EXTRACT:
^^^^

Critical Chinese foreign policy documents often contrast China's search for "win-win" cooperation against Western state's "zero-sum" games.

The term win-win sounds good, but what does it actually mean in Party discourse? Where does the Party pursue win-win cooperation, and what policy areas are most often framed as win-wins?

Motivation and Findings

While the term might seem like empty jargon, answering these questions gives us a better understanding of China's foreign policy under Xi. In particular, we can better understand Beijing's public diplomacy strategy abroad.

Beijing's increasingly assertive foreign policy aims to develop comprhensive economic and security partnerships by pursuing "win-win" policies via the Belt and Road initiative. State media contrasts these relationships with alleged U.S. unilaterailsm to cultivate soft power, undercutting U.S. public dimploacy and image abroad.

However, I find that Beijing is reticent to highlight security cooperation and primarily focuses on economic initatives in public-facing propoganda. Though China's partnerships may one day be truly comprehensive, for now its public diplmocay is focused on economic development, and state media downplays military activity abroad in the pages of the People's Daily. This is surprising, since top leaders and authoritative whitepapers have recently called for the PLA to provide public security goods and deepend military partnerships with other nations. However, Beijing may be wary of publicly promoting security-focused foreign policies, lest they appear too assertive and threatening abroad, which could jepordize positive perceptions of China as a helpful, developing peer.

^^^^

DATA SEGMENT:
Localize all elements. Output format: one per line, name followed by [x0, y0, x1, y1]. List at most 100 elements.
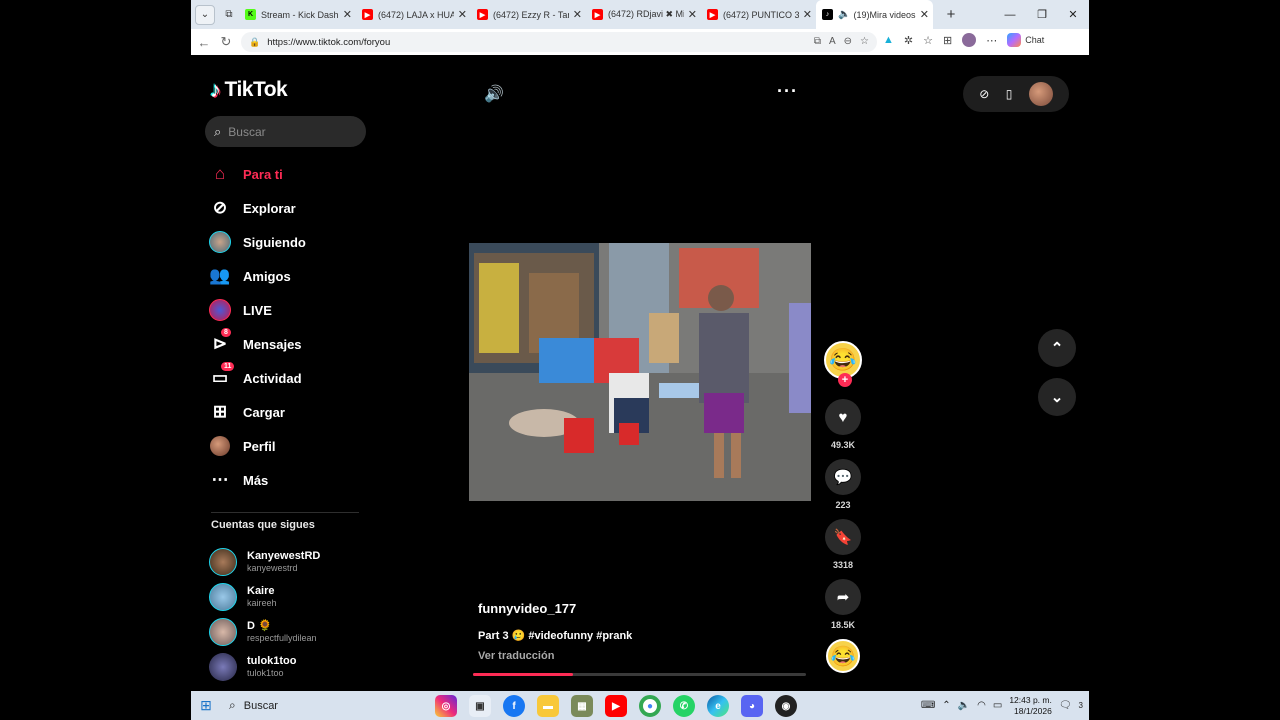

^^^^

WORK TO DO:
[a] In the extract on China's "win-win" foreign policy, what kind of initiatives does Beijing primarily focus on in public-facing propaganda?
[b] Please carry on the extract on China's "win-win" foreign policy from its last sentence.

ANSWERS TO THE EXERCISES:
[a] Economic initiatives.

[b]
Methods

This combines qualitative research of authoritative policy documents and white papers with a text scraping analysis of People's Daily headlines to get a better sense of how, where, and when win-win rhetoric is used domestically to describe China's foreign policy. Using OriProbe's archive of every People's Daily article published in the last 70 years, I visualize usage of the term "win-win" in headlines over time. Then, leveraging the archive's article tag themes, I visualize which countries are most associated with "win-win" rhetoric, and what policy areas the term is most often applied to.

This is my first text scraping project, and the code has room for improvement. Currently, the function takes two arguments - the first webpage from OriProbe being scrape, and the total number of pages to be scraped. It would be better, though, if the function itself scraped the final page number and used that to determine how many pages need to be scraped. I plan to continue working on this in the future as I continue to use this tool.

Supporting Documents: Research Paper and Policy Memo

In addition to the R code and knitted html, I've also included a long-form paper that contextualizes my findings and explores some of their implications in detail. There's a practice poliy memo written for an imagined State Department decision maker. This was an excercise in using research to make a data-driven policy recommendation, and doesn't neccessarily reflect my opinion of what the State Department should actually do.

I've also added each graph as a png file on github so they are easily accessible.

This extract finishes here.